*RECORDS SHOWN*:
---------------

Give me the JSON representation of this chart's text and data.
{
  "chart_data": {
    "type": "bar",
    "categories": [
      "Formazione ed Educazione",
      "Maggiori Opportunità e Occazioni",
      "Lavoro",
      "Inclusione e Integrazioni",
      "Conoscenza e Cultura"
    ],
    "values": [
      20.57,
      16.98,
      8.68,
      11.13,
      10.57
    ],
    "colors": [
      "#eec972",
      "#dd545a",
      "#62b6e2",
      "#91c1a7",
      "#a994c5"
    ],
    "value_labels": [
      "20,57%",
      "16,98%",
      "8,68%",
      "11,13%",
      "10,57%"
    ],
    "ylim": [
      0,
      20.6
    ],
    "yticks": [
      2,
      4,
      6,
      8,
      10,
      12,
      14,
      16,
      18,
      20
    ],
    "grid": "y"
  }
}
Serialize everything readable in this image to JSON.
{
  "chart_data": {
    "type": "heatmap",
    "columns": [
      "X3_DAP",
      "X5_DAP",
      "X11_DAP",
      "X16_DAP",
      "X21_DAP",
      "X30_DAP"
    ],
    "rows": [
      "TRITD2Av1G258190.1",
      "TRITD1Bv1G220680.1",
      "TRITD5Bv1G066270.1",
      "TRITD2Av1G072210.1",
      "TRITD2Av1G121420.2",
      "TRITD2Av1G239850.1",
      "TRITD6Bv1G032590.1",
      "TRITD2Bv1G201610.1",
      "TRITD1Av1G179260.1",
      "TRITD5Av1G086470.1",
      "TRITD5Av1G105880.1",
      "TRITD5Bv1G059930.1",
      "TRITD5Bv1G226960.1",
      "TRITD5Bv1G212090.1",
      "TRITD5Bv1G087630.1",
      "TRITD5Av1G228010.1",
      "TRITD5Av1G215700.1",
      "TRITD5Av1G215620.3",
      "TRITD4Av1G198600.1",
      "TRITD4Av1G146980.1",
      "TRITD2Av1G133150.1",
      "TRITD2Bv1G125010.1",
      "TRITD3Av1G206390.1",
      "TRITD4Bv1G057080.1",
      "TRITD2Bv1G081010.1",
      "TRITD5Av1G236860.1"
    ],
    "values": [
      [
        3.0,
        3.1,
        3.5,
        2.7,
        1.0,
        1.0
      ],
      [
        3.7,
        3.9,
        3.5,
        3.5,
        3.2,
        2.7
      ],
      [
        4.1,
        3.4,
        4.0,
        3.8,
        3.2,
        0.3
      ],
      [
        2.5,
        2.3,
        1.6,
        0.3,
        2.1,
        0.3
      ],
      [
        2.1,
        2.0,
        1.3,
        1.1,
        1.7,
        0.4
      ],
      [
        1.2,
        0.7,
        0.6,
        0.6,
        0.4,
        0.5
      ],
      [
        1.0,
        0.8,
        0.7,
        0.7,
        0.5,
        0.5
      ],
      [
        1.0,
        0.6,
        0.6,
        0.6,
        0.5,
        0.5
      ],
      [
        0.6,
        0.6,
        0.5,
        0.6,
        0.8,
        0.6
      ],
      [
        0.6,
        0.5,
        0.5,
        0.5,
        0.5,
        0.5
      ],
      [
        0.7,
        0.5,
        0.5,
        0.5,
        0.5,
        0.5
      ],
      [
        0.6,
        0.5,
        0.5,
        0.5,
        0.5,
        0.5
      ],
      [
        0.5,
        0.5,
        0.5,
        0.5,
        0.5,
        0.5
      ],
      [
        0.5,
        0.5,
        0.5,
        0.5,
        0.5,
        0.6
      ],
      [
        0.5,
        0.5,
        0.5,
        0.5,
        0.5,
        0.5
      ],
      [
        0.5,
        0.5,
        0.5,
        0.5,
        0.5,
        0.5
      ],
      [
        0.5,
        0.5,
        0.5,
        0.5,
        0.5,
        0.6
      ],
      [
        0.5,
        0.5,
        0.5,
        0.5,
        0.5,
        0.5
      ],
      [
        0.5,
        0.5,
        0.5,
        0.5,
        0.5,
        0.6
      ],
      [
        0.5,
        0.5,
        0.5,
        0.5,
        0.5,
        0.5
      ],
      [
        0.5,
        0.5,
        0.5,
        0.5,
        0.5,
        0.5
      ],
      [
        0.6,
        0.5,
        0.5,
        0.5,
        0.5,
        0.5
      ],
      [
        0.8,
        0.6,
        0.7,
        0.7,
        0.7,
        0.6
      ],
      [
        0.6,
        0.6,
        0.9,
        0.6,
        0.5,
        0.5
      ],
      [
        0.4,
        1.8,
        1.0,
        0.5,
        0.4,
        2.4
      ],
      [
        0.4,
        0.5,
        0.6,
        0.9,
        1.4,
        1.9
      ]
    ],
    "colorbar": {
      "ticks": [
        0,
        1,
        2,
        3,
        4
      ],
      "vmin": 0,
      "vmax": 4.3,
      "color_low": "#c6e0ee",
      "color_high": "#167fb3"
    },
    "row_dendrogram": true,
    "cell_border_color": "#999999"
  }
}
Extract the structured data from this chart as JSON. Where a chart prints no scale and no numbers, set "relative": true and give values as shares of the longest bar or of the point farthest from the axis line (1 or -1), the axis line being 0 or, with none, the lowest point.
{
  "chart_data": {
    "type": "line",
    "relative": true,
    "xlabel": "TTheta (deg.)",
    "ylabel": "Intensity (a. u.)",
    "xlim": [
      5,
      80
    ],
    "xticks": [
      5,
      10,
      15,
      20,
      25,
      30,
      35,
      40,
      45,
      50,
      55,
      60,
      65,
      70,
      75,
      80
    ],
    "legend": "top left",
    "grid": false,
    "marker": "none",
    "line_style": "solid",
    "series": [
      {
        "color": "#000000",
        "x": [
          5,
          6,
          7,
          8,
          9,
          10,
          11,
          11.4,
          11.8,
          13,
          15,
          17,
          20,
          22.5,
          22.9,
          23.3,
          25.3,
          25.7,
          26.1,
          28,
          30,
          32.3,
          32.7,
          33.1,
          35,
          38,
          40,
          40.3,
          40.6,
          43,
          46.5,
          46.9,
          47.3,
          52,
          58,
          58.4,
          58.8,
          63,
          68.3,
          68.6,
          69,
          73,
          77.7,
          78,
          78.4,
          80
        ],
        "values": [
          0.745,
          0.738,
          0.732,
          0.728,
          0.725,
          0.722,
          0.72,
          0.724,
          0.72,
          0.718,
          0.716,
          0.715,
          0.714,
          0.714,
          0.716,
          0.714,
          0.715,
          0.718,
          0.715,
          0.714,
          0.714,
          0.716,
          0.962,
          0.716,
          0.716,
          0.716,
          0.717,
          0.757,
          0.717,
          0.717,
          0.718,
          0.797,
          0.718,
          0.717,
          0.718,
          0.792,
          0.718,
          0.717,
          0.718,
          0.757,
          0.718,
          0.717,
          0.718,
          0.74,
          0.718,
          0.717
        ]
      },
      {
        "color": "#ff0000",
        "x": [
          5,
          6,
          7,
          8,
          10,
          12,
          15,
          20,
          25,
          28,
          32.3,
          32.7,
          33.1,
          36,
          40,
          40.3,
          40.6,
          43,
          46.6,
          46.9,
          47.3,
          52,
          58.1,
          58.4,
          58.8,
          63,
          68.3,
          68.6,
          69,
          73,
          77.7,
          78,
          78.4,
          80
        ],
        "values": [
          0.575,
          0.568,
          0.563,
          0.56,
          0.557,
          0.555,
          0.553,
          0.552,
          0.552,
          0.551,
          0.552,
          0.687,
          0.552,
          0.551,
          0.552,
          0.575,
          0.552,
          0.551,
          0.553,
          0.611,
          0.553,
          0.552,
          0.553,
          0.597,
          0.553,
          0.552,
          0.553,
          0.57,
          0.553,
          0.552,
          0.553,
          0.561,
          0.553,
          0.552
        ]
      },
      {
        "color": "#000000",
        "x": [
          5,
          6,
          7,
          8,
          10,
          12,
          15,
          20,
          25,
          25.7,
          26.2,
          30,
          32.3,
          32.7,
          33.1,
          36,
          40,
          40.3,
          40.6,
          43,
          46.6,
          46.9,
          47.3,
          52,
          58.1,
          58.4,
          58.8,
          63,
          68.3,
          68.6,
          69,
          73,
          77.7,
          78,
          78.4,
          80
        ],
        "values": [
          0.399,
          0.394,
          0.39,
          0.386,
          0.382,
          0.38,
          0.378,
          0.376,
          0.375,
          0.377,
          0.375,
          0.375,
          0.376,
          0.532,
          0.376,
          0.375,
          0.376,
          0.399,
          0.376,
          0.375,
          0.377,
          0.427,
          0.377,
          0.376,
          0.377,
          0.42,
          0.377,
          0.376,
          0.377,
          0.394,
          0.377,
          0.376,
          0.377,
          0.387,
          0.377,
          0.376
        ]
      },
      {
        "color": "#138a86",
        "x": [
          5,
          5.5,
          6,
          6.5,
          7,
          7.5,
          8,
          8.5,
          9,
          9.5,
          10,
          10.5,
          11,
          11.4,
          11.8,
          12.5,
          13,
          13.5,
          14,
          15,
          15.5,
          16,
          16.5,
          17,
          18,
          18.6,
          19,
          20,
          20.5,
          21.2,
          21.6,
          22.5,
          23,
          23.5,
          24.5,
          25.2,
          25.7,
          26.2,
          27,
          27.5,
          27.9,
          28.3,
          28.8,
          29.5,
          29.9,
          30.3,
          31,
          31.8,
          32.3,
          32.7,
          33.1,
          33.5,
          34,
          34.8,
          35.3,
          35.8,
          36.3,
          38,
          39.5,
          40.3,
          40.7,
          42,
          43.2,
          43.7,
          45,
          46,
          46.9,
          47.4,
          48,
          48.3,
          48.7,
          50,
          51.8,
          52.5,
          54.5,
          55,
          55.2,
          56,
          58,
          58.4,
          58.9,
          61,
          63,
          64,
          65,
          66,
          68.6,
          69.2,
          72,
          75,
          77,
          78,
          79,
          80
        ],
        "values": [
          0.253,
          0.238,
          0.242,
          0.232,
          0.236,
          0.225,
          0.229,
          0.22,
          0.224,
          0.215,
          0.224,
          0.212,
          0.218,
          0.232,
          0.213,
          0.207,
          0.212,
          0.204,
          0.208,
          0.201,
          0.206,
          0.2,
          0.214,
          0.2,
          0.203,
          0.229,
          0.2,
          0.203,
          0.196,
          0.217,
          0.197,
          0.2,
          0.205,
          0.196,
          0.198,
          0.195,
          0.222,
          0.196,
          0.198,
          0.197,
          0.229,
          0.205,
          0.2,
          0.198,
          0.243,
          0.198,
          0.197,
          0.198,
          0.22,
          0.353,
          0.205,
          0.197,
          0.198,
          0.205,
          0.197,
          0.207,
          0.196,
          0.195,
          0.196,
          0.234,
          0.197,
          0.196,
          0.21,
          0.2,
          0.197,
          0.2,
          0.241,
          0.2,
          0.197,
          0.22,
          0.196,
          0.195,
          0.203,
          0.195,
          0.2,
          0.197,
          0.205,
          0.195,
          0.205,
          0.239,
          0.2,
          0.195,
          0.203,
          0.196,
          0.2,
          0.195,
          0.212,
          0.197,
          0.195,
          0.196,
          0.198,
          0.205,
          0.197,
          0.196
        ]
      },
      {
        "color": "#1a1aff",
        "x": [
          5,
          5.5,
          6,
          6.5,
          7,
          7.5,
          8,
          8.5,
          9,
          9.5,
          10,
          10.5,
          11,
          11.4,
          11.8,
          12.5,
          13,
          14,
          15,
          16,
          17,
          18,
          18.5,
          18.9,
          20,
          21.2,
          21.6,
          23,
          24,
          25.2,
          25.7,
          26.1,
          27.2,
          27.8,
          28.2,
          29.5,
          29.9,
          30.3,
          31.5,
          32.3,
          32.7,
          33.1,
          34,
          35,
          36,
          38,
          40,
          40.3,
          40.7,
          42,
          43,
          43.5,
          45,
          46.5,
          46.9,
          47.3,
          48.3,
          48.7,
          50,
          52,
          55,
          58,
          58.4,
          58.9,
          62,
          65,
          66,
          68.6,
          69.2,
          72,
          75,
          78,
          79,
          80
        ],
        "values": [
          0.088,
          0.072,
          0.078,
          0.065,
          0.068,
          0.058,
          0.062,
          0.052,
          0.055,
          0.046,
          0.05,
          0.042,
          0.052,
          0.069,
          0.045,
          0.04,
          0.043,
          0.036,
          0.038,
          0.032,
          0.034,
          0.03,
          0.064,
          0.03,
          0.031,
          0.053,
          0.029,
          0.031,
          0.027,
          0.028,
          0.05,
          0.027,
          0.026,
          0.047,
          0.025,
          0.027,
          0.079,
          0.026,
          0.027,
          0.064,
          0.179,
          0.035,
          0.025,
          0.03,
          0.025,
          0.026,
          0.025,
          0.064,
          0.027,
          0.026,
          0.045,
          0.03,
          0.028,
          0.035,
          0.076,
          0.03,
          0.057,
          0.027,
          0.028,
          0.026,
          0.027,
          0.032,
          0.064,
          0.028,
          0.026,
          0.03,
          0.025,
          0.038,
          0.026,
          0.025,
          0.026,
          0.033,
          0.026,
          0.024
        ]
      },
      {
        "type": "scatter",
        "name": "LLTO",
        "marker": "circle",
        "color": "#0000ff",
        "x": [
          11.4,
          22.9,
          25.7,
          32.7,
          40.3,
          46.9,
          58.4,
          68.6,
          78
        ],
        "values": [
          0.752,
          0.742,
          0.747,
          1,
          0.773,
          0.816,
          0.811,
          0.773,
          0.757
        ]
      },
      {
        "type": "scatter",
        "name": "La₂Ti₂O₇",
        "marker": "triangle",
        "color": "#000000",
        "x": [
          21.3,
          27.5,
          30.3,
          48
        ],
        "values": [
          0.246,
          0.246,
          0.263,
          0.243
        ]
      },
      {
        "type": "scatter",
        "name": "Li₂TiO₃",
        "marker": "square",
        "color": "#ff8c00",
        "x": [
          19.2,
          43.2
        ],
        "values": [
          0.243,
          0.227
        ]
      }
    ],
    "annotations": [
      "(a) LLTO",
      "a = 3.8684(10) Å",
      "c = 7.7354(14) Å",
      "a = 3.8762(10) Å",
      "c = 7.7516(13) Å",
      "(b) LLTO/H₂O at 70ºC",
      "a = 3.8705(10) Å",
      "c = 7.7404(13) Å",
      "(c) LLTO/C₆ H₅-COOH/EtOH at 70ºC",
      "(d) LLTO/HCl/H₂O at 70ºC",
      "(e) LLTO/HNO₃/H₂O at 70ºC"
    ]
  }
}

---------------

*WORK TO DO*: Reproduce every line of the listing above in which the string "JSON" appears.

*WRITTEN REPLY*:
Give me the JSON representation of this chart's text and data.
Serialize everything readable in this image to JSON.
Extract the structured data from this chart as JSON. Where a chart prints no scale and no numbers, set "relative": true and give values as shares of the longest bar or of the point farthest from the axis line (1 or -1), the axis line being 0 or, with none, the lowest point.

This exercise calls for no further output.